- **Work instructions**
Write out all lines holding the word "Relacionamento".

╭─ Data lines

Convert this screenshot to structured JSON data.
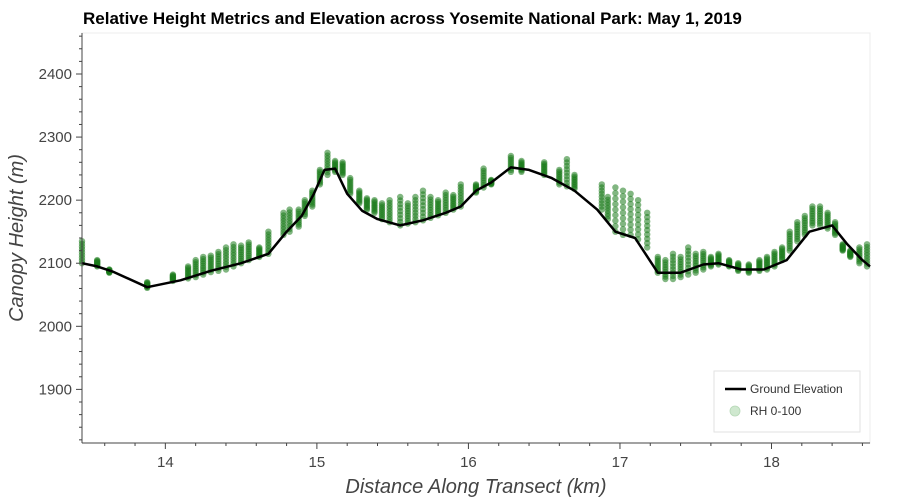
{
  "chart_data": {
    "type": "line",
    "title": "Relative Height Metrics and Elevation across Yosemite National Park: May 1, 2019",
    "xlabel": "Distance Along Transect (km)",
    "ylabel": "Canopy Height (m)",
    "xlim": [
      13.45,
      18.65
    ],
    "ylim": [
      1815,
      2465
    ],
    "xticks": [
      14,
      15,
      16,
      17,
      18
    ],
    "yticks": [
      1900,
      2000,
      2100,
      2200,
      2300,
      2400
    ],
    "x_tick_labels": [
      "14",
      "15",
      "16",
      "17",
      "18"
    ],
    "y_tick_labels": [
      "1900",
      "2000",
      "2100",
      "2200",
      "2300",
      "2400"
    ],
    "legend_position": "bottom-right",
    "grid": false,
    "colors": {
      "ground": "#000000",
      "rh": "#1a7a1a",
      "rh_legend": "#cfe8cf"
    },
    "series": [
      {
        "name": "Ground Elevation",
        "kind": "line",
        "x": [
          13.45,
          13.55,
          13.65,
          13.88,
          14.1,
          14.3,
          14.5,
          14.68,
          14.8,
          14.9,
          14.98,
          15.05,
          15.12,
          15.2,
          15.3,
          15.4,
          15.55,
          15.7,
          15.85,
          15.95,
          16.05,
          16.15,
          16.28,
          16.4,
          16.55,
          16.7,
          16.85,
          16.97,
          17.1,
          17.25,
          17.4,
          17.55,
          17.65,
          17.8,
          17.95,
          18.1,
          18.25,
          18.4,
          18.5,
          18.6,
          18.65
        ],
        "y": [
          2100,
          2095,
          2087,
          2062,
          2073,
          2088,
          2100,
          2115,
          2150,
          2175,
          2210,
          2248,
          2250,
          2210,
          2183,
          2170,
          2160,
          2168,
          2180,
          2190,
          2215,
          2228,
          2252,
          2248,
          2235,
          2215,
          2185,
          2150,
          2140,
          2085,
          2085,
          2098,
          2100,
          2090,
          2090,
          2105,
          2150,
          2160,
          2130,
          2105,
          2095
        ]
      },
      {
        "name": "RH 0-100",
        "kind": "scatter",
        "x": [
          13.45,
          13.55,
          13.63,
          13.88,
          14.05,
          14.15,
          14.2,
          14.25,
          14.3,
          14.35,
          14.4,
          14.45,
          14.5,
          14.55,
          14.62,
          14.68,
          14.78,
          14.82,
          14.88,
          14.92,
          14.97,
          15.02,
          15.07,
          15.12,
          15.17,
          15.22,
          15.28,
          15.33,
          15.38,
          15.43,
          15.48,
          15.55,
          15.6,
          15.65,
          15.7,
          15.75,
          15.8,
          15.85,
          15.9,
          15.95,
          16.05,
          16.1,
          16.15,
          16.28,
          16.35,
          16.5,
          16.6,
          16.65,
          16.7,
          16.88,
          16.92,
          16.97,
          17.02,
          17.07,
          17.12,
          17.18,
          17.25,
          17.3,
          17.35,
          17.4,
          17.45,
          17.5,
          17.55,
          17.6,
          17.65,
          17.72,
          17.78,
          17.85,
          17.92,
          17.97,
          18.02,
          18.07,
          18.12,
          18.17,
          18.22,
          18.27,
          18.32,
          18.37,
          18.42,
          18.47,
          18.52,
          18.58,
          18.63
        ],
        "y_low": [
          2100,
          2095,
          2085,
          2061,
          2072,
          2076,
          2078,
          2082,
          2086,
          2088,
          2090,
          2095,
          2100,
          2105,
          2110,
          2115,
          2145,
          2150,
          2158,
          2175,
          2190,
          2225,
          2240,
          2245,
          2240,
          2210,
          2195,
          2185,
          2180,
          2170,
          2165,
          2160,
          2163,
          2165,
          2168,
          2172,
          2176,
          2180,
          2185,
          2190,
          2212,
          2220,
          2225,
          2245,
          2245,
          2240,
          2225,
          2222,
          2218,
          2185,
          2170,
          2150,
          2145,
          2145,
          2138,
          2125,
          2085,
          2075,
          2075,
          2078,
          2082,
          2085,
          2090,
          2095,
          2098,
          2095,
          2088,
          2085,
          2088,
          2090,
          2095,
          2105,
          2120,
          2135,
          2145,
          2160,
          2160,
          2155,
          2145,
          2120,
          2110,
          2100,
          2095
        ],
        "y_high": [
          2135,
          2105,
          2090,
          2070,
          2082,
          2095,
          2105,
          2110,
          2112,
          2118,
          2125,
          2130,
          2128,
          2133,
          2125,
          2150,
          2180,
          2185,
          2185,
          2200,
          2215,
          2248,
          2275,
          2262,
          2260,
          2235,
          2215,
          2203,
          2200,
          2195,
          2200,
          2205,
          2195,
          2205,
          2215,
          2205,
          2200,
          2212,
          2208,
          2225,
          2225,
          2250,
          2232,
          2270,
          2262,
          2260,
          2248,
          2265,
          2240,
          2225,
          2205,
          2220,
          2215,
          2210,
          2200,
          2180,
          2110,
          2105,
          2115,
          2110,
          2125,
          2115,
          2118,
          2110,
          2115,
          2105,
          2100,
          2098,
          2105,
          2110,
          2118,
          2125,
          2150,
          2165,
          2175,
          2190,
          2190,
          2180,
          2165,
          2130,
          2120,
          2125,
          2130
        ]
      }
    ]
  }
}
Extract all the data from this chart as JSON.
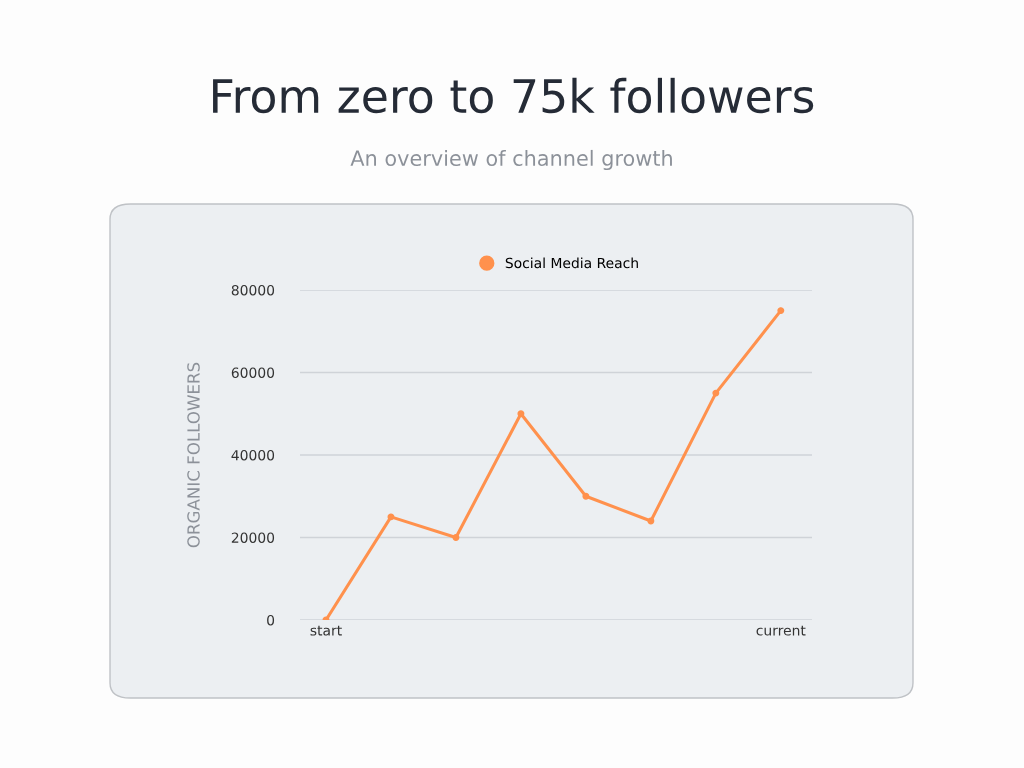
{
  "chart_data": {
    "type": "line",
    "title": "From zero to 75k followers",
    "subtitle": "An overview of channel growth",
    "ylabel": "ORGANIC FOLLOWERS",
    "categories": [
      "start",
      null,
      null,
      null,
      null,
      null,
      null,
      "current"
    ],
    "series": [
      {
        "name": "Social Media Reach",
        "color": "#ff914d",
        "values": [
          0,
          25000,
          20000,
          50000,
          30000,
          24000,
          55000,
          75000
        ]
      }
    ],
    "ylim": [
      0,
      80000
    ],
    "yticks": [
      0,
      20000,
      40000,
      60000,
      80000
    ],
    "grid": "y",
    "legend": "top",
    "marker": "circle",
    "line_style": "solid"
  }
}
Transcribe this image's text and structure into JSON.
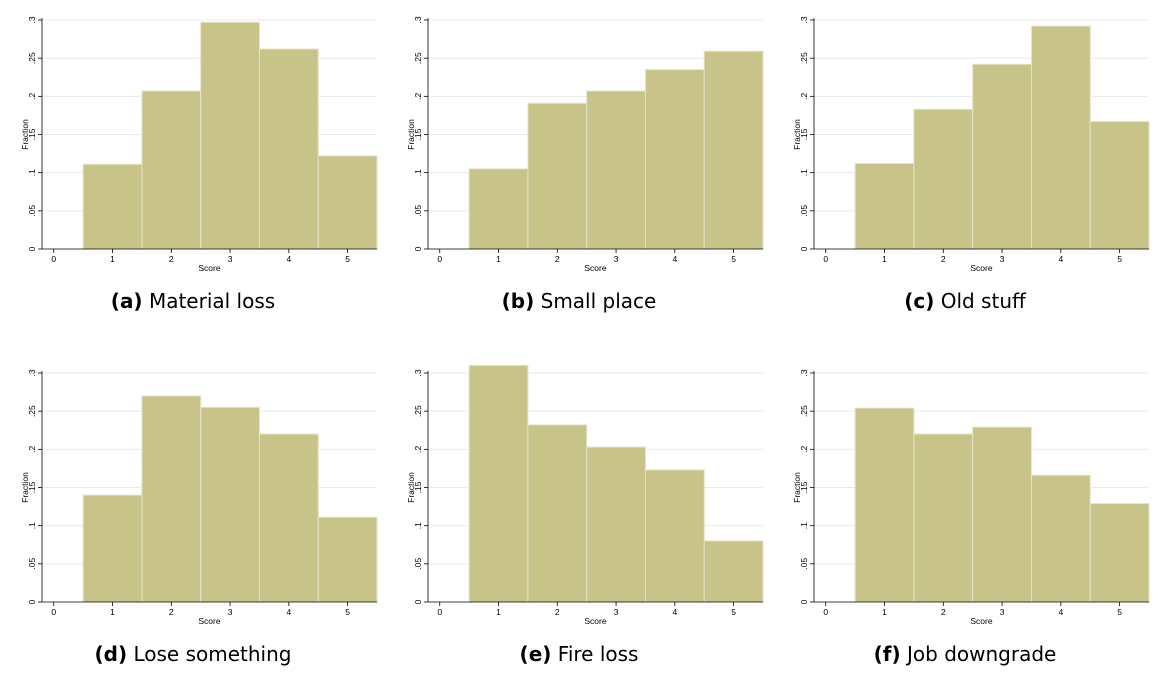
{
  "colors": {
    "bar": "#c8c389",
    "bar_edge": "#e6e3c8",
    "grid": "#eaeaea",
    "axis": "#000000"
  },
  "chart_data": [
    {
      "type": "bar",
      "panel_label": "(a)",
      "caption": "Material loss",
      "xlabel": "Score",
      "ylabel": "Fraction",
      "x_ticks": [
        "0",
        "1",
        "2",
        "3",
        "4",
        "5"
      ],
      "y_ticks": [
        "0",
        ".05",
        ".1",
        ".15",
        ".2",
        ".25",
        ".3"
      ],
      "xlim": [
        -0.2,
        5.5
      ],
      "ylim": [
        0,
        0.3
      ],
      "categories": [
        "1",
        "2",
        "3",
        "4",
        "5"
      ],
      "values": [
        0.111,
        0.207,
        0.297,
        0.262,
        0.122
      ]
    },
    {
      "type": "bar",
      "panel_label": "(b)",
      "caption": "Small place",
      "xlabel": "Score",
      "ylabel": "Fraction",
      "x_ticks": [
        "0",
        "1",
        "2",
        "3",
        "4",
        "5"
      ],
      "y_ticks": [
        "0",
        ".05",
        ".1",
        ".15",
        ".2",
        ".25",
        ".3"
      ],
      "xlim": [
        -0.2,
        5.5
      ],
      "ylim": [
        0,
        0.3
      ],
      "categories": [
        "1",
        "2",
        "3",
        "4",
        "5"
      ],
      "values": [
        0.105,
        0.191,
        0.207,
        0.235,
        0.259
      ]
    },
    {
      "type": "bar",
      "panel_label": "(c)",
      "caption": "Old stuff",
      "xlabel": "Score",
      "ylabel": "Fraction",
      "x_ticks": [
        "0",
        "1",
        "2",
        "3",
        "4",
        "5"
      ],
      "y_ticks": [
        "0",
        ".05",
        ".1",
        ".15",
        ".2",
        ".25",
        ".3"
      ],
      "xlim": [
        -0.2,
        5.5
      ],
      "ylim": [
        0,
        0.3
      ],
      "categories": [
        "1",
        "2",
        "3",
        "4",
        "5"
      ],
      "values": [
        0.112,
        0.183,
        0.242,
        0.292,
        0.167
      ]
    },
    {
      "type": "bar",
      "panel_label": "(d)",
      "caption": "Lose something",
      "xlabel": "Score",
      "ylabel": "Fraction",
      "x_ticks": [
        "0",
        "1",
        "2",
        "3",
        "4",
        "5"
      ],
      "y_ticks": [
        "0",
        ".05",
        ".1",
        ".15",
        ".2",
        ".25",
        ".3"
      ],
      "xlim": [
        -0.2,
        5.5
      ],
      "ylim": [
        0,
        0.3
      ],
      "categories": [
        "1",
        "2",
        "3",
        "4",
        "5"
      ],
      "values": [
        0.14,
        0.27,
        0.255,
        0.22,
        0.111
      ]
    },
    {
      "type": "bar",
      "panel_label": "(e)",
      "caption": "Fire loss",
      "xlabel": "Score",
      "ylabel": "Fraction",
      "x_ticks": [
        "0",
        "1",
        "2",
        "3",
        "4",
        "5"
      ],
      "y_ticks": [
        "0",
        ".05",
        ".1",
        ".15",
        ".2",
        ".25",
        ".3"
      ],
      "xlim": [
        -0.2,
        5.5
      ],
      "ylim": [
        0,
        0.3
      ],
      "categories": [
        "1",
        "2",
        "3",
        "4",
        "5"
      ],
      "values": [
        0.31,
        0.232,
        0.203,
        0.173,
        0.08
      ]
    },
    {
      "type": "bar",
      "panel_label": "(f)",
      "caption": "Job downgrade",
      "xlabel": "Score",
      "ylabel": "Fraction",
      "x_ticks": [
        "0",
        "1",
        "2",
        "3",
        "4",
        "5"
      ],
      "y_ticks": [
        "0",
        ".05",
        ".1",
        ".15",
        ".2",
        ".25",
        ".3"
      ],
      "xlim": [
        -0.2,
        5.5
      ],
      "ylim": [
        0,
        0.3
      ],
      "categories": [
        "1",
        "2",
        "3",
        "4",
        "5"
      ],
      "values": [
        0.254,
        0.22,
        0.229,
        0.166,
        0.129
      ]
    }
  ]
}
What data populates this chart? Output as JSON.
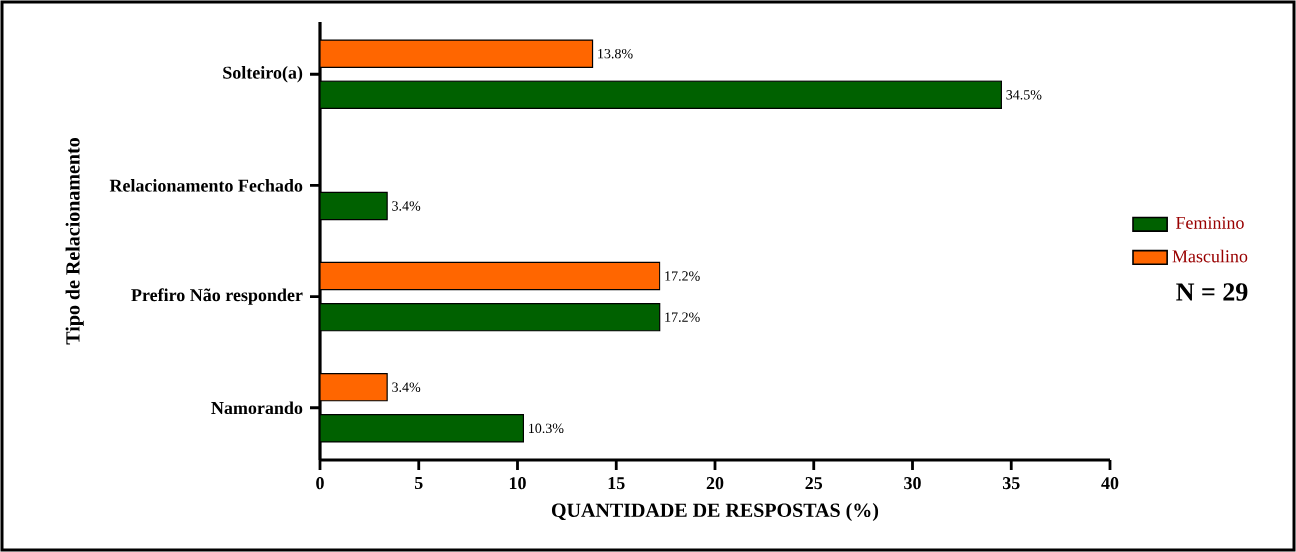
{
  "chart_data": {
    "type": "bar",
    "orientation": "horizontal",
    "categories": [
      "Solteiro(a)",
      "Relacionamento Fechado",
      "Prefiro Não responder",
      "Namorando"
    ],
    "series": [
      {
        "name": "Feminino",
        "color": "#006100",
        "values": [
          34.5,
          3.4,
          17.2,
          10.3
        ],
        "value_labels": [
          "34.5%",
          "3.4%",
          "17.2%",
          "10.3%"
        ]
      },
      {
        "name": "Masculino",
        "color": "#ff6600",
        "values": [
          13.8,
          null,
          17.2,
          3.4
        ],
        "value_labels": [
          "13.8%",
          null,
          "17.2%",
          "3.4%"
        ]
      }
    ],
    "xlim": [
      0,
      40
    ],
    "xticks": [
      0,
      5,
      10,
      15,
      20,
      25,
      30,
      35,
      40
    ],
    "xlabel": "QUANTIDADE DE RESPOSTAS (%)",
    "ylabel": "Tipo de Relacionamento",
    "legend": "right",
    "grid": false,
    "annotations": [
      "N = 29"
    ]
  }
}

╰─

- **Task response**
      "Relacionamento Fechado",
    "ylabel": "Tipo de Relacionamento",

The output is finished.